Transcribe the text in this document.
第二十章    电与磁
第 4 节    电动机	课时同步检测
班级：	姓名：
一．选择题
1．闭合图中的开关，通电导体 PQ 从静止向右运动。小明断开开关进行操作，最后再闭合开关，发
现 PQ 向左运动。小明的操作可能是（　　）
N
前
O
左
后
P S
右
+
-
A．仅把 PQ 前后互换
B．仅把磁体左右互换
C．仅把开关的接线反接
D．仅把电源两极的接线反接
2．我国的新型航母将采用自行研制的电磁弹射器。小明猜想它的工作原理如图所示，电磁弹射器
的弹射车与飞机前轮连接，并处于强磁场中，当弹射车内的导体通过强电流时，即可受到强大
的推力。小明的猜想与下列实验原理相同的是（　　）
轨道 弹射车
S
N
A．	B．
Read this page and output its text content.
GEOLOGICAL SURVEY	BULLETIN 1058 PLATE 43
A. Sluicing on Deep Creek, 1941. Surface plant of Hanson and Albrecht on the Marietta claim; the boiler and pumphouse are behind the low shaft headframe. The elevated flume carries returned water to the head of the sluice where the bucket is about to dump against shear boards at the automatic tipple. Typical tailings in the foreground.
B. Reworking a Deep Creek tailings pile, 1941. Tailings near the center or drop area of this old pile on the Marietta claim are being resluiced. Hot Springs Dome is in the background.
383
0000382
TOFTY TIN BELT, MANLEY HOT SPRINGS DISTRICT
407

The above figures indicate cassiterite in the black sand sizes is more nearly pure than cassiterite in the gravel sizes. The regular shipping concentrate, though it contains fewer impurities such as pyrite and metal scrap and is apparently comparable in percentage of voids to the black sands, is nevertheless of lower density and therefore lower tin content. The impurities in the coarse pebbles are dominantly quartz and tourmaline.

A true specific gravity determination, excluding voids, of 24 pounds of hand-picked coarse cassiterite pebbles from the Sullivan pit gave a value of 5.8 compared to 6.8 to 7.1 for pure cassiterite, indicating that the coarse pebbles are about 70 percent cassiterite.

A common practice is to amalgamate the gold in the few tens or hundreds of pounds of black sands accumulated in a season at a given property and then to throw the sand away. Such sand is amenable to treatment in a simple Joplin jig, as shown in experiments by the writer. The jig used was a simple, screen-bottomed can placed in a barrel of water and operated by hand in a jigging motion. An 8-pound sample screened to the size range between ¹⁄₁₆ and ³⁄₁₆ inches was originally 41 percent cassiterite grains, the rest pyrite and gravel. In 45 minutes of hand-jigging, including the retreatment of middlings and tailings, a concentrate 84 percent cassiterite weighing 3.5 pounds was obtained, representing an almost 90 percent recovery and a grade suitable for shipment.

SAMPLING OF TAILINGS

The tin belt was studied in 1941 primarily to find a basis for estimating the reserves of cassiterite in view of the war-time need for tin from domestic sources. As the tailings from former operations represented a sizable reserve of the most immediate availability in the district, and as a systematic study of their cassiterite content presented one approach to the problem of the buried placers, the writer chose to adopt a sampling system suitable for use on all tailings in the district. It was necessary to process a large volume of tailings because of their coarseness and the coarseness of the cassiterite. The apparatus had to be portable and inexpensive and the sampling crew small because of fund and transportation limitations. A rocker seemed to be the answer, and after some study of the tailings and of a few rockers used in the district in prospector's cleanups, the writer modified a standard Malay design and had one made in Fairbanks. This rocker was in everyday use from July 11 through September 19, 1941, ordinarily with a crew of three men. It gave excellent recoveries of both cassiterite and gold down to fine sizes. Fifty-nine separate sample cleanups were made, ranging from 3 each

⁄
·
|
....................
▸ OBJECTIVE: The entries above should be repeated exactly, every one of them.

▸ RESPONSE TO THE TASK:
Transcribe the text in this document.
第二十章    电与磁
第 4 节    电动机	课时同步检测
班级：	姓名：
一．选择题
1．闭合图中的开关，通电导体 PQ 从静止向右运动。小明断开开关进行操作，最后再闭合开关，发
现 PQ 向左运动。小明的操作可能是（　　）
N
前
O
左
后
P S
右
+
-
A．仅把 PQ 前后互换
B．仅把磁体左右互换
C．仅把开关的接线反接
D．仅把电源两极的接线反接
2．我国的新型航母将采用自行研制的电磁弹射器。小明猜想它的工作原理如图所示，电磁弹射器
的弹射车与飞机前轮连接，并处于强磁场中，当弹射车内的导体通过强电流时，即可受到强大
的推力。小明的猜想与下列实验原理相同的是（　　）
轨道 弹射车
S
N
A．	B．
Read this page and output its text content.
GEOLOGICAL SURVEY	BULLETIN 1058 PLATE 43
A. Sluicing on Deep Creek, 1941. Surface plant of Hanson and Albrecht on the Marietta claim; the boiler and pumphouse are behind the low shaft headframe. The elevated flume carries returned water to the head of the sluice where the bucket is about to dump against shear boards at the automatic tipple. Typical tailings in the foreground.
B. Reworking a Deep Creek tailings pile, 1941. Tailings near the center or drop area of this old pile on the Marietta claim are being resluiced. Hot Springs Dome is in the background.
383
0000382
TOFTY TIN BELT, MANLEY HOT SPRINGS DISTRICT
407

The above figures indicate cassiterite in the black sand sizes is more nearly pure than cassiterite in the gravel sizes. The regular shipping concentrate, though it contains fewer impurities such as pyrite and metal scrap and is apparently comparable in percentage of voids to the black sands, is nevertheless of lower density and therefore lower tin content. The impurities in the coarse pebbles are dominantly quartz and tourmaline.

A true specific gravity determination, excluding voids, of 24 pounds of hand-picked coarse cassiterite pebbles from the Sullivan pit gave a value of 5.8 compared to 6.8 to 7.1 for pure cassiterite, indicating that the coarse pebbles are about 70 percent cassiterite.

A common practice is to amalgamate the gold in the few tens or hundreds of pounds of black sands accumulated in a season at a given property and then to throw the sand away. Such sand is amenable to treatment in a simple Joplin jig, as shown in experiments by the writer. The jig used was a simple, screen-bottomed can placed in a barrel of water and operated by hand in a jigging motion. An 8-pound sample screened to the size range between ¹⁄₁₆ and ³⁄₁₆ inches was originally 41 percent cassiterite grains, the rest pyrite and gravel. In 45 minutes of hand-jigging, including the retreatment of middlings and tailings, a concentrate 84 percent cassiterite weighing 3.5 pounds was obtained, representing an almost 90 percent recovery and a grade suitable for shipment.

SAMPLING OF TAILINGS

The tin belt was studied in 1941 primarily to find a basis for estimating the reserves of cassiterite in view of the war-time need for tin from domestic sources. As the tailings from former operations represented a sizable reserve of the most immediate availability in the district, and as a systematic study of their cassiterite content presented one approach to the problem of the buried placers, the writer chose to adopt a sampling system suitable for use on all tailings in the district. It was necessary to process a large volume of tailings because of their coarseness and the coarseness of the cassiterite. The apparatus had to be portable and inexpensive and the sampling crew small because of fund and transportation limitations. A rocker seemed to be the answer, and after some study of the tailings and of a few rockers used in the district in prospector's cleanups, the writer modified a standard Malay design and had one made in Fairbanks. This rocker was in everyday use from July 11 through September 19, 1941, ordinarily with a crew of three men. It gave excellent recoveries of both cassiterite and gold down to fine sizes. Fifty-nine separate sample cleanups were made, ranging from 3 each

⁄
·
|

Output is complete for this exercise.